Pull out every line below containing the word "your".

--- Begin Exercise inputs ---

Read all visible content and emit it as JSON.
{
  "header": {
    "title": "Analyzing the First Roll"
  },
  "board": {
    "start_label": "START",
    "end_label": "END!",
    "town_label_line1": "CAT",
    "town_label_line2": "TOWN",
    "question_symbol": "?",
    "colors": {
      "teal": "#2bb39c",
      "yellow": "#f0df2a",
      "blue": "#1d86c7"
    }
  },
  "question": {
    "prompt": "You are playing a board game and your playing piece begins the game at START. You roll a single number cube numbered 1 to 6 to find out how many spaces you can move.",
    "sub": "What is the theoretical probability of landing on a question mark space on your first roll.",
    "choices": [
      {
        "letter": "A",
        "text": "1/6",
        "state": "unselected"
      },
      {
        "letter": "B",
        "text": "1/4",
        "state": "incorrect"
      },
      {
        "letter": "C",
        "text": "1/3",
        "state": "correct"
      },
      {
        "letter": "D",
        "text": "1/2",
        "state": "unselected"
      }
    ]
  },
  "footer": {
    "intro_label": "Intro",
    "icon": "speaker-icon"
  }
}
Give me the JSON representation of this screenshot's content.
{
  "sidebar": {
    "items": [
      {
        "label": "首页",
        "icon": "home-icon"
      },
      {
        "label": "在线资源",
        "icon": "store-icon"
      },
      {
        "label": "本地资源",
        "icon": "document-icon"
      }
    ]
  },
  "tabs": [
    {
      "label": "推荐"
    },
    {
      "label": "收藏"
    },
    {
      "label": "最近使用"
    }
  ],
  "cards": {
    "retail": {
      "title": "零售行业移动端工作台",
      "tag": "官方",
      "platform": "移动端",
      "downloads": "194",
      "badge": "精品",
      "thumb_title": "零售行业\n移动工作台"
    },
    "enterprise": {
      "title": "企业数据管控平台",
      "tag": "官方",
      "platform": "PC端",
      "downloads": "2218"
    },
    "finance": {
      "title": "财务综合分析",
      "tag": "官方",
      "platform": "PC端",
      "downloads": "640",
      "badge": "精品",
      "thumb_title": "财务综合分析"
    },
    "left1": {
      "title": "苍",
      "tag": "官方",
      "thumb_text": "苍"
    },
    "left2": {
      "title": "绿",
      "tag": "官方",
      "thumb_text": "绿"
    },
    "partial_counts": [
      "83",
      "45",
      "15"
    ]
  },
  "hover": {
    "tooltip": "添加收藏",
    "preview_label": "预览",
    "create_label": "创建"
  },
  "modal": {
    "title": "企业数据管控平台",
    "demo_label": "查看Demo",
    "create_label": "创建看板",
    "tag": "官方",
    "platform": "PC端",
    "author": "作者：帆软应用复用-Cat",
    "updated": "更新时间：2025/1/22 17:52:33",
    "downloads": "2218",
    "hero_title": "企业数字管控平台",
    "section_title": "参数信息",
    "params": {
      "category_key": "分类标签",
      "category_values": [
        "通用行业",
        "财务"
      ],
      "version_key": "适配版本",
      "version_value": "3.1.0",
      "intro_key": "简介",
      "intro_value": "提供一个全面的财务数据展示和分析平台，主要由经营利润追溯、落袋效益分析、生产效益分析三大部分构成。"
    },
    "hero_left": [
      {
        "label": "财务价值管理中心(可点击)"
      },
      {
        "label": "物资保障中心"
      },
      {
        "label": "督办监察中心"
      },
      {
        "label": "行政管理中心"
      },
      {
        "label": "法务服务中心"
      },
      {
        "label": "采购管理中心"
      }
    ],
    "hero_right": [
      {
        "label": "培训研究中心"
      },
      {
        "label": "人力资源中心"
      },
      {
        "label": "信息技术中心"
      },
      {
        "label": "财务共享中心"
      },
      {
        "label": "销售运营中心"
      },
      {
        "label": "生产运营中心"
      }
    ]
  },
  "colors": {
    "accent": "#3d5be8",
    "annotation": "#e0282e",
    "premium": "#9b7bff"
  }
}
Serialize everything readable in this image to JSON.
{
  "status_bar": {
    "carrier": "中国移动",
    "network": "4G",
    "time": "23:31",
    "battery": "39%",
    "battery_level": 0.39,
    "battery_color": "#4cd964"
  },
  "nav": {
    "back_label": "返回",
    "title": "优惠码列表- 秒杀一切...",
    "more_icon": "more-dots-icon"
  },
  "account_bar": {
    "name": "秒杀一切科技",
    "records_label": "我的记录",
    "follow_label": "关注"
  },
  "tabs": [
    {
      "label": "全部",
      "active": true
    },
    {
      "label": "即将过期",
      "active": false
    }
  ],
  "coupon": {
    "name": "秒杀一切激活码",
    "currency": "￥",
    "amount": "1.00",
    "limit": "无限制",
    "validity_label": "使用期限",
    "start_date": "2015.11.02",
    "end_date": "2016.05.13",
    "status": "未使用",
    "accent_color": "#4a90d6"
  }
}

--- End Exercise inputs ---

● **Response below**
    "prompt": "You are playing a board game and your playing piece begins the game at START. You roll a single number cube numbered 1 to 6 to find out how many spaces you can move.",
    "sub": "What is the theoretical probability of landing on a question mark space on your first roll.",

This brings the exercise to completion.